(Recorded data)

******

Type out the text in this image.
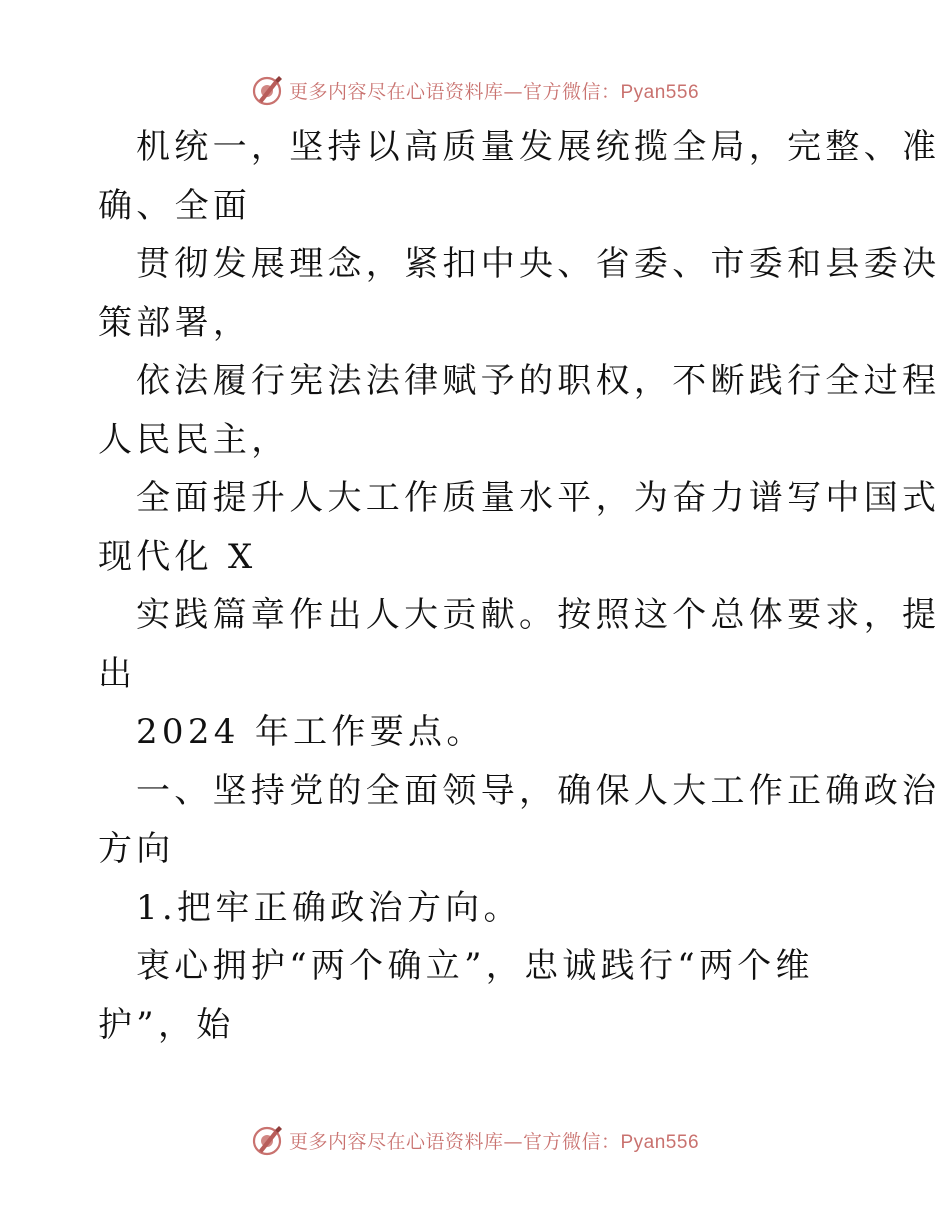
更多内容尽在心语资料库—官方微信：Pyan556
机统一，坚持以高质量发展统揽全局，完整、准
确、全面
贯彻发展理念，紧扣中央、省委、市委和县委决
策部署，
依法履行宪法法律赋予的职权，不断践行全过程
人民民主，
全面提升人大工作质量水平，为奋力谱写中国式
现代化 X
实践篇章作出人大贡献。按照这个总体要求，提
出
2024 年工作要点。
一、坚持党的全面领导，确保人大工作正确政治
方向
1.把牢正确政治方向。
衷心拥护“两个确立”，忠诚践行“两个维
护”，始
更多内容尽在心语资料库—官方微信：Pyan556
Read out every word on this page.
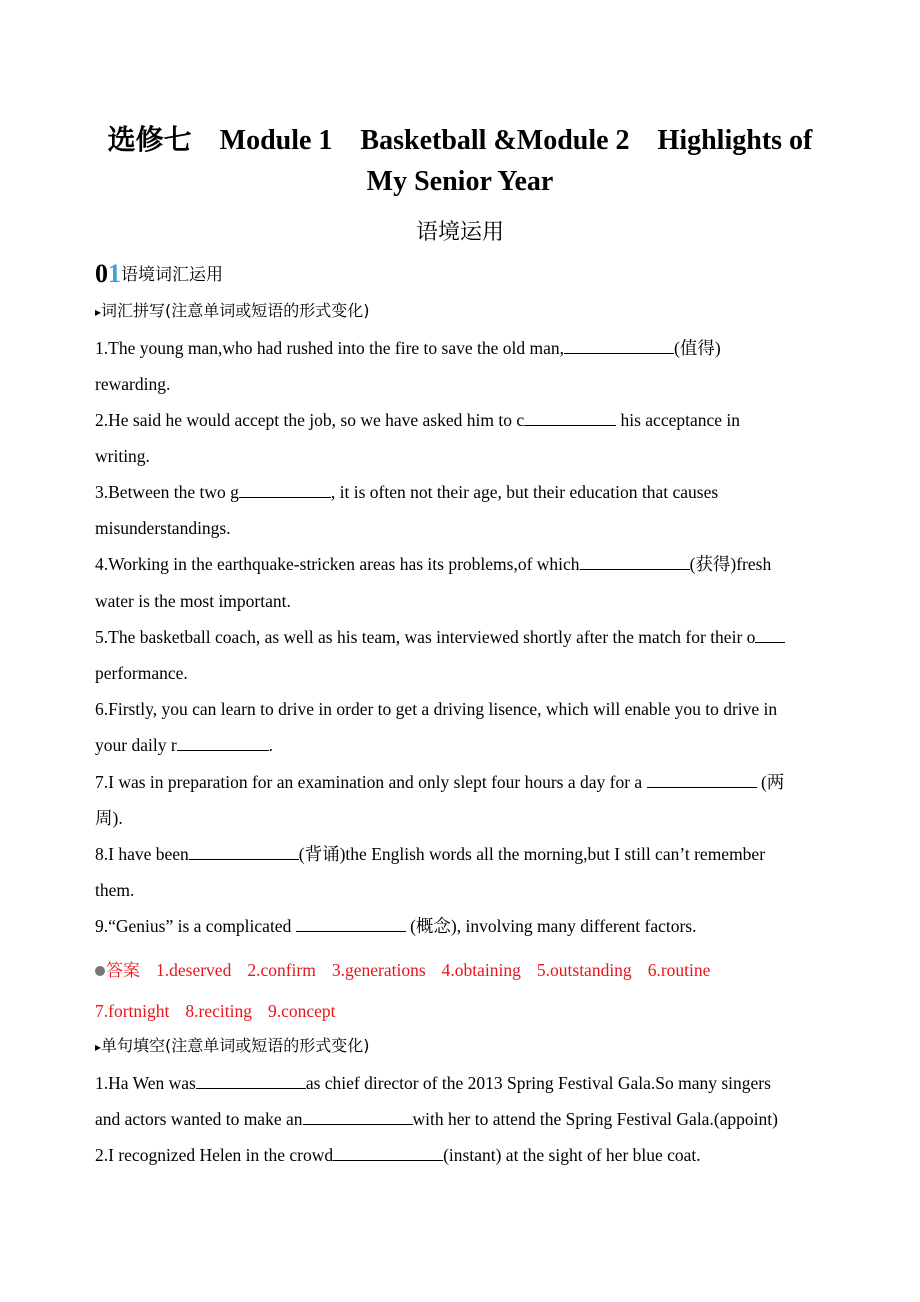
选修七　Module 1　Basketball &Module 2　Highlights of
My Senior Year
语境运用
01语境词汇运用
▸词汇拼写(注意单词或短语的形式变化)
1.The young man,who had rushed into the fire to save the old man,	(值得)
rewarding.
2.He said he would accept the job, so we have asked him to c	his acceptance in
writing.
3.Between the two g	, it is often not their age, but their education that causes
misunderstandings.
4.Working in the earthquake-stricken areas has its problems,of which	(获得)fresh
water is the most important.
5.The basketball coach, as well as his team, was interviewed shortly after the match for their o
performance.
6.Firstly, you can learn to drive in order to get a driving lisence, which will enable you to drive in
your daily r	.
7.I was in preparation for an examination and only slept four hours a day for a	(两
周).
8.I have been	(背诵)the English words all the morning,but I still can’t remember
them.
9.“Genius” is a complicated	(概念), involving many different factors.
答案 1.deserved 2.confirm 3.generations 4.obtaining 5.outstanding 6.routine
7.fortnight 8.reciting 9.concept
▸单句填空(注意单词或短语的形式变化)
1.Ha Wen was	as chief director of the 2013 Spring Festival Gala.So many singers
and actors wanted to make an	with her to attend the Spring Festival Gala.(appoint)
2.I recognized Helen in the crowd	(instant) at the sight of her blue coat.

******

● **Written instruction**
Repeat each entry above word for word, leaving every picture out.

● **Answer for the task**
Type out the text in this image.
更多内容尽在心语资料库—官方微信：Pyan556
机统一，坚持以高质量发展统揽全局，完整、准
确、全面
贯彻发展理念，紧扣中央、省委、市委和县委决
策部署，
依法履行宪法法律赋予的职权，不断践行全过程
人民民主，
全面提升人大工作质量水平，为奋力谱写中国式
现代化 X
实践篇章作出人大贡献。按照这个总体要求，提
出
2024 年工作要点。
一、坚持党的全面领导，确保人大工作正确政治
方向
1.把牢正确政治方向。
衷心拥护“两个确立”，忠诚践行“两个维
护”，始
更多内容尽在心语资料库—官方微信：Pyan556
Read out every word on this page.
选修七　Module 1　Basketball &Module 2　Highlights of
My Senior Year
语境运用
01语境词汇运用
▸词汇拼写(注意单词或短语的形式变化)
1.The young man,who had rushed into the fire to save the old man,	(值得)
rewarding.
2.He said he would accept the job, so we have asked him to c	his acceptance in
writing.
3.Between the two g	, it is often not their age, but their education that causes
misunderstandings.
4.Working in the earthquake-stricken areas has its problems,of which	(获得)fresh
water is the most important.
5.The basketball coach, as well as his team, was interviewed shortly after the match for their o
performance.
6.Firstly, you can learn to drive in order to get a driving lisence, which will enable you to drive in
your daily r	.
7.I was in preparation for an examination and only slept four hours a day for a	(两
周).
8.I have been	(背诵)the English words all the morning,but I still can’t remember
them.
9.“Genius” is a complicated	(概念), involving many different factors.
答案 1.deserved 2.confirm 3.generations 4.obtaining 5.outstanding 6.routine
7.fortnight 8.reciting 9.concept
▸单句填空(注意单词或短语的形式变化)
1.Ha Wen was	as chief director of the 2013 Spring Festival Gala.So many singers
and actors wanted to make an	with her to attend the Spring Festival Gala.(appoint)
2.I recognized Helen in the crowd	(instant) at the sight of her blue coat.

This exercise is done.